### GIVEN PROBLEM
Send back the entries below exactly as they appear.

Data entries for graphics
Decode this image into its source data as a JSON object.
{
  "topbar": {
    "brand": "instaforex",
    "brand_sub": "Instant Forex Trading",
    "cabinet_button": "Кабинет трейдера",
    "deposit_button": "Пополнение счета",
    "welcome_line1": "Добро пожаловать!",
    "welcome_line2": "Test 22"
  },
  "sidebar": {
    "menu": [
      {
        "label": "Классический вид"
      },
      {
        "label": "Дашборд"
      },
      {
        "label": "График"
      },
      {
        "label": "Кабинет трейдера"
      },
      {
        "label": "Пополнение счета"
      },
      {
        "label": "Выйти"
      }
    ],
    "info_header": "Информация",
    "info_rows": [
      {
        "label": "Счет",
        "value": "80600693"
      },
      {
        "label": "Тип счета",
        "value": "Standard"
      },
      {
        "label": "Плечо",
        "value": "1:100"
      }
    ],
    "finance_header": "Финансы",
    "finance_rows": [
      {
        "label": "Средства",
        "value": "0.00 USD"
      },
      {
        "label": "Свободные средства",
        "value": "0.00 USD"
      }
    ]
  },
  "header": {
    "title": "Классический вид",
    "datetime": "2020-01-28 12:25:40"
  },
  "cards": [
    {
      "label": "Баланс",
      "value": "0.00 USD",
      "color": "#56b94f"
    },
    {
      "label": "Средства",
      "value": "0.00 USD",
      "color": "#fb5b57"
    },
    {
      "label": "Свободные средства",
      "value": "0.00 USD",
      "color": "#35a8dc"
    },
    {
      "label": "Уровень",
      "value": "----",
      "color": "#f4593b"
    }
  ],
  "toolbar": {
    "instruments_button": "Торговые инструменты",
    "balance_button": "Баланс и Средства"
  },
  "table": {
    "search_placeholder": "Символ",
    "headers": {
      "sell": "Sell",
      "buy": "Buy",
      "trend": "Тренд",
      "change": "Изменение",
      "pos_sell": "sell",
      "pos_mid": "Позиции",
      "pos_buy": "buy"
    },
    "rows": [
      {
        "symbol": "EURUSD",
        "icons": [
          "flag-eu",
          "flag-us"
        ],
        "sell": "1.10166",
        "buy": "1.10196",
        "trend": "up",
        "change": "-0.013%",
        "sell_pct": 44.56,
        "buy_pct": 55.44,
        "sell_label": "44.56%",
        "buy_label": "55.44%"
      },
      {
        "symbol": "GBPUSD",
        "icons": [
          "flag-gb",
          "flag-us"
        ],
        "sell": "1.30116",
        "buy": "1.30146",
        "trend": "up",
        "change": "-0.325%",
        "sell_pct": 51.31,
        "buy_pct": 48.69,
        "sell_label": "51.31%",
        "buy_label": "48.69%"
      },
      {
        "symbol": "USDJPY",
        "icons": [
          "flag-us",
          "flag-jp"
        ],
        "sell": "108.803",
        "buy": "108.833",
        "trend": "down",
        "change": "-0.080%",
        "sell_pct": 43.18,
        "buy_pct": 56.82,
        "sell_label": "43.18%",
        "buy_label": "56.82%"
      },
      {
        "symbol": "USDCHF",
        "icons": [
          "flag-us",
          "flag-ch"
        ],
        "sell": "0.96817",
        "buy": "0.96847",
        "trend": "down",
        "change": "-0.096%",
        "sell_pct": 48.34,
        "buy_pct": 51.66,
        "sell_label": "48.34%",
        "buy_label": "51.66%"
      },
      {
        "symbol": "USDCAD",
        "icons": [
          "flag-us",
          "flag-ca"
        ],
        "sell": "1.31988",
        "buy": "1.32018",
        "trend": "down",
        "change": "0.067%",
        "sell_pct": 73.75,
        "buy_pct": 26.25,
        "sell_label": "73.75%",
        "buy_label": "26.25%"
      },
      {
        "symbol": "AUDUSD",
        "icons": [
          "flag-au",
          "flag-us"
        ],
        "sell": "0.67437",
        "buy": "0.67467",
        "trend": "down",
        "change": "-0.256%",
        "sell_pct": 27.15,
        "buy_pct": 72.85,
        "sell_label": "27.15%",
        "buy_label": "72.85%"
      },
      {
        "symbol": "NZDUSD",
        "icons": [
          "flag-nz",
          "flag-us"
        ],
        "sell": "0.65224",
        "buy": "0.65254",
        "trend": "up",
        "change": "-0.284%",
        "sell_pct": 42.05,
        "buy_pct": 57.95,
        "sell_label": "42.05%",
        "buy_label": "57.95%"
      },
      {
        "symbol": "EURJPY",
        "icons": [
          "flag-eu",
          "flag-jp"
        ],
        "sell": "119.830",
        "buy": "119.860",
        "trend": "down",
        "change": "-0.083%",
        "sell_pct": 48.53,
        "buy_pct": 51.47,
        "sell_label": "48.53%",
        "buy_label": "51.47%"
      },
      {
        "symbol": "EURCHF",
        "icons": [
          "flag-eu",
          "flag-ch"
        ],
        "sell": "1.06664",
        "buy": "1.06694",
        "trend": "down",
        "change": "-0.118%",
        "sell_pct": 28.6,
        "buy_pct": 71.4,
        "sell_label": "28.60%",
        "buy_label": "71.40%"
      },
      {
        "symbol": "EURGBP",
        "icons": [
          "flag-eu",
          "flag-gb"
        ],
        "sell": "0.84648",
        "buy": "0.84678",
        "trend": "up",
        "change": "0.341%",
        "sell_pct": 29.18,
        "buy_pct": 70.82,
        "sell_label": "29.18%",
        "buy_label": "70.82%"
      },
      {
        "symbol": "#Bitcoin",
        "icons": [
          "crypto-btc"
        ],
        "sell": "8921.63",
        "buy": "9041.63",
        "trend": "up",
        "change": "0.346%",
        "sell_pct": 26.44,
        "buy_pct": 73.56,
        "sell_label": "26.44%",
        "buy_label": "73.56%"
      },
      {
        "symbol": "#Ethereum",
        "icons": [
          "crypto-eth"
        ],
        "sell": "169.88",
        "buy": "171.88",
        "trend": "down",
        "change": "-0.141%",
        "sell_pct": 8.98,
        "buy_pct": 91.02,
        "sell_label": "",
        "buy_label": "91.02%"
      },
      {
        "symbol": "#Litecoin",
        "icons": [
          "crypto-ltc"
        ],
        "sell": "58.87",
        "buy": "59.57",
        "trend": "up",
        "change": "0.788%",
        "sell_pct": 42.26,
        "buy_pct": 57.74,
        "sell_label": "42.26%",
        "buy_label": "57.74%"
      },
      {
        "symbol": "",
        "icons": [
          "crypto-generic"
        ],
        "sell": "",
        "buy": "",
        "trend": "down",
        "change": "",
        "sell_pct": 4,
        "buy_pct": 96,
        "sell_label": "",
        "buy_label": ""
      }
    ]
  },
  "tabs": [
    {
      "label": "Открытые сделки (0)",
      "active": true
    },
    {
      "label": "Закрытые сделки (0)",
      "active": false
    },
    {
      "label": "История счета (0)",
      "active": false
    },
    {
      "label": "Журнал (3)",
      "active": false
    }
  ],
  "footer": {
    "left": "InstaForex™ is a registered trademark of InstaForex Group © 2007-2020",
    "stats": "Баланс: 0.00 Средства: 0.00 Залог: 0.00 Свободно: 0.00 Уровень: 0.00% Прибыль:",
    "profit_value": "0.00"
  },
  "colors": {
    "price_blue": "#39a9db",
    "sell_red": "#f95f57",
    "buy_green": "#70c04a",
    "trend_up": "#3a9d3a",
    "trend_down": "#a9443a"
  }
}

### ANSWER FOR THIS EXERCISE
Decode this image into its source data as a JSON object.
{
  "topbar": {
    "brand": "instaforex",
    "brand_sub": "Instant Forex Trading",
    "cabinet_button": "Кабинет трейдера",
    "deposit_button": "Пополнение счета",
    "welcome_line1": "Добро пожаловать!",
    "welcome_line2": "Test 22"
  },
  "sidebar": {
    "menu": [
      {
        "label": "Классический вид"
      },
      {
        "label": "Дашборд"
      },
      {
        "label": "График"
      },
      {
        "label": "Кабинет трейдера"
      },
      {
        "label": "Пополнение счета"
      },
      {
        "label": "Выйти"
      }
    ],
    "info_header": "Информация",
    "info_rows": [
      {
        "label": "Счет",
        "value": "80600693"
      },
      {
        "label": "Тип счета",
        "value": "Standard"
      },
      {
        "label": "Плечо",
        "value": "1:100"
      }
    ],
    "finance_header": "Финансы",
    "finance_rows": [
      {
        "label": "Средства",
        "value": "0.00 USD"
      },
      {
        "label": "Свободные средства",
        "value": "0.00 USD"
      }
    ]
  },
  "header": {
    "title": "Классический вид",
    "datetime": "2020-01-28 12:25:40"
  },
  "cards": [
    {
      "label": "Баланс",
      "value": "0.00 USD",
      "color": "#56b94f"
    },
    {
      "label": "Средства",
      "value": "0.00 USD",
      "color": "#fb5b57"
    },
    {
      "label": "Свободные средства",
      "value": "0.00 USD",
      "color": "#35a8dc"
    },
    {
      "label": "Уровень",
      "value": "----",
      "color": "#f4593b"
    }
  ],
  "toolbar": {
    "instruments_button": "Торговые инструменты",
    "balance_button": "Баланс и Средства"
  },
  "table": {
    "search_placeholder": "Символ",
    "headers": {
      "sell": "Sell",
      "buy": "Buy",
      "trend": "Тренд",
      "change": "Изменение",
      "pos_sell": "sell",
      "pos_mid": "Позиции",
      "pos_buy": "buy"
    },
    "rows": [
      {
        "symbol": "EURUSD",
        "icons": [
          "flag-eu",
          "flag-us"
        ],
        "sell": "1.10166",
        "buy": "1.10196",
        "trend": "up",
        "change": "-0.013%",
        "sell_pct": 44.56,
        "buy_pct": 55.44,
        "sell_label": "44.56%",
        "buy_label": "55.44%"
      },
      {
        "symbol": "GBPUSD",
        "icons": [
          "flag-gb",
          "flag-us"
        ],
        "sell": "1.30116",
        "buy": "1.30146",
        "trend": "up",
        "change": "-0.325%",
        "sell_pct": 51.31,
        "buy_pct": 48.69,
        "sell_label": "51.31%",
        "buy_label": "48.69%"
      },
      {
        "symbol": "USDJPY",
        "icons": [
          "flag-us",
          "flag-jp"
        ],
        "sell": "108.803",
        "buy": "108.833",
        "trend": "down",
        "change": "-0.080%",
        "sell_pct": 43.18,
        "buy_pct": 56.82,
        "sell_label": "43.18%",
        "buy_label": "56.82%"
      },
      {
        "symbol": "USDCHF",
        "icons": [
          "flag-us",
          "flag-ch"
        ],
        "sell": "0.96817",
        "buy": "0.96847",
        "trend": "down",
        "change": "-0.096%",
        "sell_pct": 48.34,
        "buy_pct": 51.66,
        "sell_label": "48.34%",
        "buy_label": "51.66%"
      },
      {
        "symbol": "USDCAD",
        "icons": [
          "flag-us",
          "flag-ca"
        ],
        "sell": "1.31988",
        "buy": "1.32018",
        "trend": "down",
        "change": "0.067%",
        "sell_pct": 73.75,
        "buy_pct": 26.25,
        "sell_label": "73.75%",
        "buy_label": "26.25%"
      },
      {
        "symbol": "AUDUSD",
        "icons": [
          "flag-au",
          "flag-us"
        ],
        "sell": "0.67437",
        "buy": "0.67467",
        "trend": "down",
        "change": "-0.256%",
        "sell_pct": 27.15,
        "buy_pct": 72.85,
        "sell_label": "27.15%",
        "buy_label": "72.85%"
      },
      {
        "symbol": "NZDUSD",
        "icons": [
          "flag-nz",
          "flag-us"
        ],
        "sell": "0.65224",
        "buy": "0.65254",
        "trend": "up",
        "change": "-0.284%",
        "sell_pct": 42.05,
        "buy_pct": 57.95,
        "sell_label": "42.05%",
        "buy_label": "57.95%"
      },
      {
        "symbol": "EURJPY",
        "icons": [
          "flag-eu",
          "flag-jp"
        ],
        "sell": "119.830",
        "buy": "119.860",
        "trend": "down",
        "change": "-0.083%",
        "sell_pct": 48.53,
        "buy_pct": 51.47,
        "sell_label": "48.53%",
        "buy_label": "51.47%"
      },
      {
        "symbol": "EURCHF",
        "icons": [
          "flag-eu",
          "flag-ch"
        ],
        "sell": "1.06664",
        "buy": "1.06694",
        "trend": "down",
        "change": "-0.118%",
        "sell_pct": 28.6,
        "buy_pct": 71.4,
        "sell_label": "28.60%",
        "buy_label": "71.40%"
      },
      {
        "symbol": "EURGBP",
        "icons": [
          "flag-eu",
          "flag-gb"
        ],
        "sell": "0.84648",
        "buy": "0.84678",
        "trend": "up",
        "change": "0.341%",
        "sell_pct": 29.18,
        "buy_pct": 70.82,
        "sell_label": "29.18%",
        "buy_label": "70.82%"
      },
      {
        "symbol": "#Bitcoin",
        "icons": [
          "crypto-btc"
        ],
        "sell": "8921.63",
        "buy": "9041.63",
        "trend": "up",
        "change": "0.346%",
        "sell_pct": 26.44,
        "buy_pct": 73.56,
        "sell_label": "26.44%",
        "buy_label": "73.56%"
      },
      {
        "symbol": "#Ethereum",
        "icons": [
          "crypto-eth"
        ],
        "sell": "169.88",
        "buy": "171.88",
        "trend": "down",
        "change": "-0.141%",
        "sell_pct": 8.98,
        "buy_pct": 91.02,
        "sell_label": "",
        "buy_label": "91.02%"
      },
      {
        "symbol": "#Litecoin",
        "icons": [
          "crypto-ltc"
        ],
        "sell": "58.87",
        "buy": "59.57",
        "trend": "up",
        "change": "0.788%",
        "sell_pct": 42.26,
        "buy_pct": 57.74,
        "sell_label": "42.26%",
        "buy_label": "57.74%"
      },
      {
        "symbol": "",
        "icons": [
          "crypto-generic"
        ],
        "sell": "",
        "buy": "",
        "trend": "down",
        "change": "",
        "sell_pct": 4,
        "buy_pct": 96,
        "sell_label": "",
        "buy_label": ""
      }
    ]
  },
  "tabs": [
    {
      "label": "Открытые сделки (0)",
      "active": true
    },
    {
      "label": "Закрытые сделки (0)",
      "active": false
    },
    {
      "label": "История счета (0)",
      "active": false
    },
    {
      "label": "Журнал (3)",
      "active": false
    }
  ],
  "footer": {
    "left": "InstaForex™ is a registered trademark of InstaForex Group © 2007-2020",
    "stats": "Баланс: 0.00 Средства: 0.00 Залог: 0.00 Свободно: 0.00 Уровень: 0.00% Прибыль:",
    "profit_value": "0.00"
  },
  "colors": {
    "price_blue": "#39a9db",
    "sell_red": "#f95f57",
    "buy_green": "#70c04a",
    "trend_up": "#3a9d3a",
    "trend_down": "#a9443a"
  }
}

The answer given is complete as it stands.